Records from a data collection
################

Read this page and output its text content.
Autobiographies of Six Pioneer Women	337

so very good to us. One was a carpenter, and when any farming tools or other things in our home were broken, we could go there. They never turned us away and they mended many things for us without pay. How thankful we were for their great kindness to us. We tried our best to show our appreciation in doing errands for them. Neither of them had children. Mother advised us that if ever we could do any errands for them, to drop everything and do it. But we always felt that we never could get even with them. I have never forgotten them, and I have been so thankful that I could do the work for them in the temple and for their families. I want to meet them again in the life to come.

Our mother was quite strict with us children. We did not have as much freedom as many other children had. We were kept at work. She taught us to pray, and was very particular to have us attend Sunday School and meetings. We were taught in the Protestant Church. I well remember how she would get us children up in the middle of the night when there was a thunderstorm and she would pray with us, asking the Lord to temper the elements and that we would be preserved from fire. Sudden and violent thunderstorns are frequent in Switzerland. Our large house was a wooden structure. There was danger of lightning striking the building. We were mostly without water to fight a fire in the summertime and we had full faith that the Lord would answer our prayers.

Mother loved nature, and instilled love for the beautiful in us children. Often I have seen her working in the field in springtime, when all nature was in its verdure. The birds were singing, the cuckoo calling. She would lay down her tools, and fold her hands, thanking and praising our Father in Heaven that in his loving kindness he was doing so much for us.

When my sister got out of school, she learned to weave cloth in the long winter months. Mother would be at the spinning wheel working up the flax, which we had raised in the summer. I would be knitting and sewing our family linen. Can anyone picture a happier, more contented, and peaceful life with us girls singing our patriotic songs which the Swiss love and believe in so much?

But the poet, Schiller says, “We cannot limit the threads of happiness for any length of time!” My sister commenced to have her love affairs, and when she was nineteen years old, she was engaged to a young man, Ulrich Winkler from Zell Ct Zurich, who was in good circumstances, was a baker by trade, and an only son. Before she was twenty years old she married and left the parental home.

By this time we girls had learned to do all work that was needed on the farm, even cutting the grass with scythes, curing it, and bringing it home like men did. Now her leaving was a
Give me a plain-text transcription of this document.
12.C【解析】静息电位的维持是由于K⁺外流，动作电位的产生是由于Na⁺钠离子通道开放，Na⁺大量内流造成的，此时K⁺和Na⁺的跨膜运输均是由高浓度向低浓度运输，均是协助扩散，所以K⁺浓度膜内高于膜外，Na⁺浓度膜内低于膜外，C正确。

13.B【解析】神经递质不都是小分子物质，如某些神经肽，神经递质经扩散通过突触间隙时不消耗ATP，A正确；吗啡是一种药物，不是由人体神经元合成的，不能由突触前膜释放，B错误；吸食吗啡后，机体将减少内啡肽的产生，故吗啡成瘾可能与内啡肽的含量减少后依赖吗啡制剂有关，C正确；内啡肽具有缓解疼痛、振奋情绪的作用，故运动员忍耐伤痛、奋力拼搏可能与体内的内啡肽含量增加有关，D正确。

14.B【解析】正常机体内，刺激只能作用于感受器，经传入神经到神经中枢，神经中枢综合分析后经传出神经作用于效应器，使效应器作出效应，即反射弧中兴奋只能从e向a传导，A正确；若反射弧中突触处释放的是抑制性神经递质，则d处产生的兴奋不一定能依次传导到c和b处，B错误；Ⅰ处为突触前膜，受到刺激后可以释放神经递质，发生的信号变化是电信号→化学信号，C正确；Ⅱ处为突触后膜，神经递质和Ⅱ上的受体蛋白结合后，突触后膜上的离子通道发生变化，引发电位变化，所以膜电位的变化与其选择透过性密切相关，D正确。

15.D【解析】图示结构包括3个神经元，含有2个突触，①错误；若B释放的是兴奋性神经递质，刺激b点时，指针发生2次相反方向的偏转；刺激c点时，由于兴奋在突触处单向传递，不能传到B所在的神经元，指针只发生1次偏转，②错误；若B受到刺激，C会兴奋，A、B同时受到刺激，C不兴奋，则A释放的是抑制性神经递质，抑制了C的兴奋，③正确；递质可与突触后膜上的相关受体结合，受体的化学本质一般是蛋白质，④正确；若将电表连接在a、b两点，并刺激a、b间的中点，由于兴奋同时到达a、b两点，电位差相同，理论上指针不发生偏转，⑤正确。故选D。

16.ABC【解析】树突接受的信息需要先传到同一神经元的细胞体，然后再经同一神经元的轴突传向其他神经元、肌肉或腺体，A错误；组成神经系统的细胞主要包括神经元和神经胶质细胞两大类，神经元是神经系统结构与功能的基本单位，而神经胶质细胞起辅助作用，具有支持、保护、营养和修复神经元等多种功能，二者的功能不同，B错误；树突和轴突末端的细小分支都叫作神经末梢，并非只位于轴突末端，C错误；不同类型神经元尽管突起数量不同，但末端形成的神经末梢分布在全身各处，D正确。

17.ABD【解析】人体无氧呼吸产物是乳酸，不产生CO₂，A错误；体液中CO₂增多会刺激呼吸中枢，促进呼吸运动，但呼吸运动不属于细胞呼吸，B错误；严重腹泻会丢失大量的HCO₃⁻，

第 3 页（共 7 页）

################

◆ Prompt:
Transcribe the material above word for word.

◆ Output of the exercise:
Read this page and output its text content.
Autobiographies of Six Pioneer Women	337

so very good to us. One was a carpenter, and when any farming tools or other things in our home were broken, we could go there. They never turned us away and they mended many things for us without pay. How thankful we were for their great kindness to us. We tried our best to show our appreciation in doing errands for them. Neither of them had children. Mother advised us that if ever we could do any errands for them, to drop everything and do it. But we always felt that we never could get even with them. I have never forgotten them, and I have been so thankful that I could do the work for them in the temple and for their families. I want to meet them again in the life to come.

Our mother was quite strict with us children. We did not have as much freedom as many other children had. We were kept at work. She taught us to pray, and was very particular to have us attend Sunday School and meetings. We were taught in the Protestant Church. I well remember how she would get us children up in the middle of the night when there was a thunderstorm and she would pray with us, asking the Lord to temper the elements and that we would be preserved from fire. Sudden and violent thunderstorns are frequent in Switzerland. Our large house was a wooden structure. There was danger of lightning striking the building. We were mostly without water to fight a fire in the summertime and we had full faith that the Lord would answer our prayers.

Mother loved nature, and instilled love for the beautiful in us children. Often I have seen her working in the field in springtime, when all nature was in its verdure. The birds were singing, the cuckoo calling. She would lay down her tools, and fold her hands, thanking and praising our Father in Heaven that in his loving kindness he was doing so much for us.

When my sister got out of school, she learned to weave cloth in the long winter months. Mother would be at the spinning wheel working up the flax, which we had raised in the summer. I would be knitting and sewing our family linen. Can anyone picture a happier, more contented, and peaceful life with us girls singing our patriotic songs which the Swiss love and believe in so much?

But the poet, Schiller says, “We cannot limit the threads of happiness for any length of time!” My sister commenced to have her love affairs, and when she was nineteen years old, she was engaged to a young man, Ulrich Winkler from Zell Ct Zurich, who was in good circumstances, was a baker by trade, and an only son. Before she was twenty years old she married and left the parental home.

By this time we girls had learned to do all work that was needed on the farm, even cutting the grass with scythes, curing it, and bringing it home like men did. Now her leaving was a
Give me a plain-text transcription of this document.
12.C【解析】静息电位的维持是由于K⁺外流，动作电位的产生是由于Na⁺钠离子通道开放，Na⁺大量内流造成的，此时K⁺和Na⁺的跨膜运输均是由高浓度向低浓度运输，均是协助扩散，所以K⁺浓度膜内高于膜外，Na⁺浓度膜内低于膜外，C正确。

13.B【解析】神经递质不都是小分子物质，如某些神经肽，神经递质经扩散通过突触间隙时不消耗ATP，A正确；吗啡是一种药物，不是由人体神经元合成的，不能由突触前膜释放，B错误；吸食吗啡后，机体将减少内啡肽的产生，故吗啡成瘾可能与内啡肽的含量减少后依赖吗啡制剂有关，C正确；内啡肽具有缓解疼痛、振奋情绪的作用，故运动员忍耐伤痛、奋力拼搏可能与体内的内啡肽含量增加有关，D正确。

14.B【解析】正常机体内，刺激只能作用于感受器，经传入神经到神经中枢，神经中枢综合分析后经传出神经作用于效应器，使效应器作出效应，即反射弧中兴奋只能从e向a传导，A正确；若反射弧中突触处释放的是抑制性神经递质，则d处产生的兴奋不一定能依次传导到c和b处，B错误；Ⅰ处为突触前膜，受到刺激后可以释放神经递质，发生的信号变化是电信号→化学信号，C正确；Ⅱ处为突触后膜，神经递质和Ⅱ上的受体蛋白结合后，突触后膜上的离子通道发生变化，引发电位变化，所以膜电位的变化与其选择透过性密切相关，D正确。

15.D【解析】图示结构包括3个神经元，含有2个突触，①错误；若B释放的是兴奋性神经递质，刺激b点时，指针发生2次相反方向的偏转；刺激c点时，由于兴奋在突触处单向传递，不能传到B所在的神经元，指针只发生1次偏转，②错误；若B受到刺激，C会兴奋，A、B同时受到刺激，C不兴奋，则A释放的是抑制性神经递质，抑制了C的兴奋，③正确；递质可与突触后膜上的相关受体结合，受体的化学本质一般是蛋白质，④正确；若将电表连接在a、b两点，并刺激a、b间的中点，由于兴奋同时到达a、b两点，电位差相同，理论上指针不发生偏转，⑤正确。故选D。

16.ABC【解析】树突接受的信息需要先传到同一神经元的细胞体，然后再经同一神经元的轴突传向其他神经元、肌肉或腺体，A错误；组成神经系统的细胞主要包括神经元和神经胶质细胞两大类，神经元是神经系统结构与功能的基本单位，而神经胶质细胞起辅助作用，具有支持、保护、营养和修复神经元等多种功能，二者的功能不同，B错误；树突和轴突末端的细小分支都叫作神经末梢，并非只位于轴突末端，C错误；不同类型神经元尽管突起数量不同，但末端形成的神经末梢分布在全身各处，D正确。

17.ABD【解析】人体无氧呼吸产物是乳酸，不产生CO₂，A错误；体液中CO₂增多会刺激呼吸中枢，促进呼吸运动，但呼吸运动不属于细胞呼吸，B错误；严重腹泻会丢失大量的HCO₃⁻，

第 3 页（共 7 页）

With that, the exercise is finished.